§ Tasks to perform:
- A) In the maximum product subarray write-up, what is guaranteed about the answer for the test cases?
- B) Please quote the maximum product subarray write-up between "The test cases" and "element of nums.", inclusive.
- C) According to the maximum product subarray write-up, why does the approach track the minimum product ending at each position along with the maximum?

152. Maximum Product Subarray
Array, DP, Review ·Problem Statement
link: https://leetcode.com/problems/maximum-product-subarray/ https://leetcode.cn/problems/maximum-product-subarray/
Given an integer array nums, find a subarray that has the largest product, and return the product.
The test cases are generated so that the answer will fit in a 32-bit integer.
Example:
Input: nums = [2,3,-2,4]
Output: 6
Input: nums = [-2,0,-1]
Output: 0
Solution Approach
The solution capitalizes on the properties of multiplication and tracks both the maximum and minimum products ending at the current position, as the minimum product can turn into maximum when multiplied by a negative number.
Algorithm
- Initialize two arrays, dpMax and dpMin, to keep track of the maximum and minimum product subarrays ending at position i. Start both arrays with the first element of nums.
- Iterate through nums starting from the second element. For each i, update dpMax[i] as the maximum of (dpMax[i - 1] * nums[i], dpMin[i - 1] * nums[i], nums[i]) and similarly, update dpMin[i] considering the potential negative multiplication scenarios.
- Keep track of the global maximum during iteration, which is our result.
Implement
class Solution:
def maxProduct(self, nums: List[int]) -> int:
n = len(nums)
if n == 1:
return nums[0]
dpMax = [0] * n
dpMax[0] = nums[0]
dpMin = [0] * n
dpMin[0] = nums[0]
res = nums[0]
for i in range(1, n):
dpMax[i] = max(max(dpMax[i - 1] * nums[i], dpMin[i - 1] * nums[i]), nums[i])
dpMin[i] = min(min(dpMax[i - 1] * nums[i], dpMin[i - 1] * nums[i]), nums[i])
res = max(dpMax[i], res)
return res

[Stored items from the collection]
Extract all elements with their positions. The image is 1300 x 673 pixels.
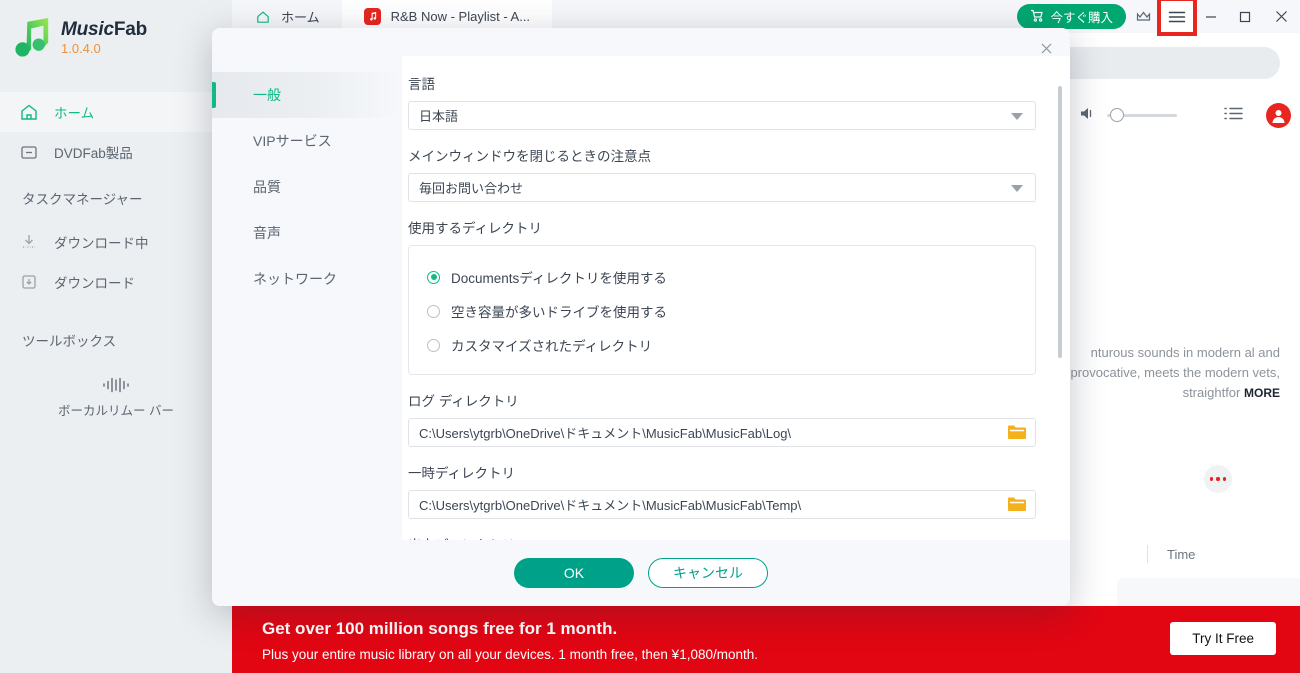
close-icon[interactable] [1262,0,1300,33]
log-directory-input[interactable]: C:\Users\ytgrb\OneDrive\ドキュメント\MusicFab\… [408,418,1036,447]
temp-directory-field: C:\Users\ytgrb\OneDrive\ドキュメント\MusicFab\… [408,490,1036,519]
musicfab-logo-icon [14,18,52,58]
close-warning-select[interactable]: 毎回お問い合わせ [408,173,1036,202]
radio-custom-directory[interactable]: カスタマイズされたディレクトリ [409,328,1035,362]
box-icon [18,141,40,163]
directory-label: 使用するディレクトリ [408,217,1036,237]
dialog-footer: OK キャンセル [212,540,1070,606]
maximize-icon[interactable] [1228,0,1262,33]
app-logo: MusicFab 1.0.4.0 [14,18,147,58]
banner-subline: Plus your entire music library on all yo… [262,647,758,662]
dialog-tab-label: 一般 [253,85,281,105]
app-window: MusicFab 1.0.4.0 ホーム DVDFab製品 タスクマネージャー [0,0,1300,673]
dialog-tab-label: 品質 [253,177,281,197]
dialog-tab-label: VIPサービス [253,131,332,151]
radio-icon [427,271,440,284]
download-icon [18,271,40,293]
dialog-tab-audio[interactable]: 音声 [212,210,402,256]
language-select[interactable]: 日本語 [408,101,1036,130]
log-directory-field: C:\Users\ytgrb\OneDrive\ドキュメント\MusicFab\… [408,418,1036,447]
radio-icon [427,305,440,318]
sidebar-item-home[interactable]: ホーム [0,92,232,132]
log-directory-value: C:\Users\ytgrb\OneDrive\ドキュメント\MusicFab\… [419,423,791,442]
radio-icon [427,339,440,352]
radio-largest-free-drive[interactable]: 空き容量が多いドライブを使用する [409,294,1035,328]
tab-label: R&B Now - Playlist - A... [391,9,530,24]
dialog-tab-general[interactable]: 一般 [212,72,402,118]
cancel-button[interactable]: キャンセル [648,558,768,588]
dialog-tab-quality[interactable]: 品質 [212,164,402,210]
column-divider [1147,545,1148,563]
sidebar-item-downloads[interactable]: ダウンロード [0,262,232,302]
radio-label: Documentsディレクトリを使用する [451,267,667,287]
banner-headline: Get over 100 million songs free for 1 mo… [262,619,617,639]
dialog-scrollbar-thumb[interactable] [1058,86,1062,358]
track-description: nturous sounds in modern al and provocat… [1050,343,1280,403]
buy-now-button[interactable]: 今すぐ購入 [1017,4,1126,29]
chevron-down-icon [1011,185,1023,192]
music-note-icon [364,8,381,25]
chevron-down-icon [1011,113,1023,120]
downloading-icon [18,231,40,253]
language-value: 日本語 [419,106,458,125]
radio-documents-directory[interactable]: Documentsディレクトリを使用する [409,260,1035,294]
log-directory-label: ログ ディレクトリ [408,390,1036,410]
radio-label: 空き容量が多いドライブを使用する [451,301,667,321]
user-avatar-icon[interactable] [1266,103,1291,128]
dialog-tab-vip-service[interactable]: VIPサービス [212,118,402,164]
sidebar-item-dvdfab-products[interactable]: DVDFab製品 [0,132,232,172]
sidebar: MusicFab 1.0.4.0 ホーム DVDFab製品 タスクマネージャー [0,0,232,673]
sidebar-section-task-manager: タスクマネージャー [22,188,143,208]
minimize-icon[interactable] [1194,0,1228,33]
tab-label: ホーム [281,7,320,26]
radio-label: カスタマイズされたディレクトリ [451,335,652,355]
home-icon [18,101,40,123]
directory-radio-group: Documentsディレクトリを使用する 空き容量が多いドライブを使用する カス… [408,245,1036,375]
dialog-tab-label: 音声 [253,223,281,243]
temp-directory-value: C:\Users\ytgrb\OneDrive\ドキュメント\MusicFab\… [419,495,801,514]
ok-button[interactable]: OK [514,558,634,588]
waveform-icon [0,376,232,399]
sidebar-item-downloading[interactable]: ダウンロード中 [0,222,232,262]
try-it-free-button[interactable]: Try It Free [1170,622,1276,655]
close-warning-value: 毎回お問い合わせ [419,178,523,197]
sidebar-item-label: DVDFab製品 [54,142,133,162]
folder-icon[interactable] [1007,423,1027,441]
promo-banner: Get over 100 million songs free for 1 mo… [232,606,1300,673]
hamburger-menu-icon[interactable] [1160,0,1194,33]
settings-dialog: 一般 VIPサービス 品質 音声 ネットワーク 言語 日本語 メインウィンドウを… [212,28,1070,606]
folder-icon[interactable] [1007,495,1027,513]
sidebar-item-label: ダウンロード中 [54,232,149,252]
dialog-tab-label: ネットワーク [253,269,337,289]
volume-slider-knob[interactable] [1110,108,1124,122]
logo-wordmark: MusicFab [61,20,147,40]
close-warning-label: メインウィンドウを閉じるときの注意点 [408,145,1036,165]
volume-icon[interactable] [1080,106,1097,126]
language-label: 言語 [408,73,1036,93]
dialog-content: 言語 日本語 メインウィンドウを閉じるときの注意点 毎回お問い合わせ 使用するデ… [402,56,1070,569]
more-options-icon[interactable] [1204,465,1232,493]
cart-icon [1030,9,1044,25]
more-link[interactable]: MORE [1244,386,1280,400]
buy-now-label: 今すぐ購入 [1050,7,1113,26]
app-version: 1.0.4.0 [61,42,147,56]
sidebar-section-toolbox: ツールボックス [22,330,116,350]
crown-icon[interactable] [1126,0,1160,33]
sidebar-item-label: ホーム [54,102,94,122]
sidebar-item-label: ダウンロード [54,272,135,292]
queue-list-icon[interactable] [1224,106,1243,126]
dialog-tab-list: 一般 VIPサービス 品質 音声 ネットワーク [212,28,402,606]
temp-directory-input[interactable]: C:\Users\ytgrb\OneDrive\ドキュメント\MusicFab\… [408,490,1036,519]
sidebar-item-vocal-remover[interactable]: ボーカルリムー バー [0,402,232,420]
time-column-header: Time [1167,547,1195,562]
dialog-tab-network[interactable]: ネットワーク [212,256,402,302]
home-icon [254,8,271,25]
temp-directory-label: 一時ディレクトリ [408,462,1036,482]
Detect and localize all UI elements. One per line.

§ Expected answers:
- A) The answer will fit in a 32-bit integer.

- B)
The test cases are generated so that the answer will fit in a 32-bit integer.
Example:
Input: nums = [2,3,-2,4]
Output: 6
Input: nums = [-2,0,-1]
Output: 0
Solution Approach
The solution capitalizes on the properties of multiplication and tracks both the maximum and minimum products ending at the current position, as the minimum product can turn into maximum when multiplied by a negative number.
Algorithm
- Initialize two arrays, dpMax and dpMin, to keep track of the maximum and minimum product subarrays ending at position i. Start both arrays with the first element of nums.

- C) The minimum product can become the maximum when it is multiplied by a negative number.